**Document text**.
It was a summer when my raging hormones were doing constant battle against my entrenched morality.

I was a good boy with a head full of bad ideas.

So when church camp rolled around, I had lost my earlier childhood passion for scripture verses and vespers, and was more intently interested in swimming at the lake and eyeballing the fruitfulness of the blooming damsels.

This year the church had decided to draft two older teens to act as counselors for us young’uns. They were named Jack and Jill.

Really.

They were three years older, which made them both extraordinarily intimidating and elevated them to the status of Olympian gods. They were so cool. Everything they did was cool.

So one day when they went up the hill together (not kidding) I decided to follow at a distance, careful not to be seen, to ascertain what such dynamic human specimens did in their free time.

They must have walked for about fifteen minutes before finding a very private clearing in the woods. Going over to a nearby maple tree, Jack lay down and Jill climbed on top of him, fully clothed–and then he rubbed his against hers to create theirs.

I was shocked, befuddled and completely titillated.

It was like watching zoo animals, except they knew algebra.

Trying not to stumble, I exited the scene, running back to camp to ask my friend (whose father was a doctor in Columbus and who seemed to know everything about everything) what exactly my eyes had beheld.

With the calm and studious nature of a professor, he explained that Jack and Jill were “humping.” I was a little put off by the term, yet everything I came up with–for instance, “rubbing” and “entangled”–seemed no better.

He said my particular viewing of humping was of the “dry” variety.

I was enraged.

I was engorged.

**Your tasks**.
• a. Please copy from the church camp story the part that opens with the words containing "With the calm" and closes with "I was engorged.".
• b. In the church camp story, what were the two teen counselors named?
• c. Write the next few paragraphs of the church camp story, picking up after its final line.

**Provided data**.
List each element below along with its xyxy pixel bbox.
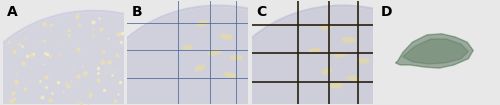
Ellipse shape (230, 56, 242, 60)
Ellipse shape (330, 84, 342, 88)
Ellipse shape (342, 37, 355, 43)
Ellipse shape (334, 52, 346, 57)
Ellipse shape (348, 76, 360, 81)
Ellipse shape (321, 24, 332, 29)
Circle shape (90, 6, 346, 105)
Polygon shape (396, 34, 473, 68)
Text: B: B (132, 5, 142, 19)
Text: C: C (256, 5, 266, 19)
Circle shape (215, 6, 470, 105)
Ellipse shape (310, 48, 320, 52)
Text: D: D (381, 5, 392, 19)
Ellipse shape (197, 21, 207, 26)
Text: A: A (8, 5, 18, 19)
Polygon shape (403, 39, 468, 64)
Ellipse shape (220, 35, 232, 39)
Ellipse shape (224, 73, 236, 78)
Ellipse shape (195, 65, 205, 71)
Ellipse shape (322, 69, 332, 74)
Ellipse shape (183, 45, 192, 49)
Ellipse shape (357, 59, 370, 63)
Circle shape (0, 11, 221, 105)
Ellipse shape (208, 50, 221, 55)
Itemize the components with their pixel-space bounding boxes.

**The replies**.
• a.
With the calm and studious nature of a professor, he explained that Jack and Jill were “humping.” I was a little put off by the term, yet everything I came up with–for instance, “rubbing” and “entangled”–seemed no better.

He said my particular viewing of humping was of the “dry” variety.

I was enraged.

I was engorged.

• b. Jack and Jill.

• c.
I was torn between my envious nature over their pleasure and my Biblical knowledge of the perils of fornication. So blending the two together–envy and disdain–I went to the pastor in charge of the camp and squealed on them.

He promised that no one would ever find out that it was me, and a meeting was planned to dismiss the two from camp due to their immorality.

Sensing their ultimate betrayal, Jack and Jill went on the “lamb” and Splitsville.

I felt bad.

Two reasons: I realized that I hurt two people to make myself look good, and secondly, I couldn’t get the humping vision out of my mind–not because it was unpleasant, but because secretly I wished it was me.

I learned a valuable lesson that year at church camp. It had very little to do with the Law of Moses or the major doings of the minor prophets.

I learned that it is my job to pay attention to concerns that pertain to me and to try to leave other people alone.

After all, we humans are a jumbled mess of emotion, spirituality, mentality and physical urges. To sit in judgment of one another sets up the scenario for our own comical fall from the throne of self-righteousness.

Because … when Jack goes up the hill and falls down, Jill often comes tumbling after. It’s just the way we are.

It’s all because deep inside of us, we are trying to … “fetch that damn pail of water.”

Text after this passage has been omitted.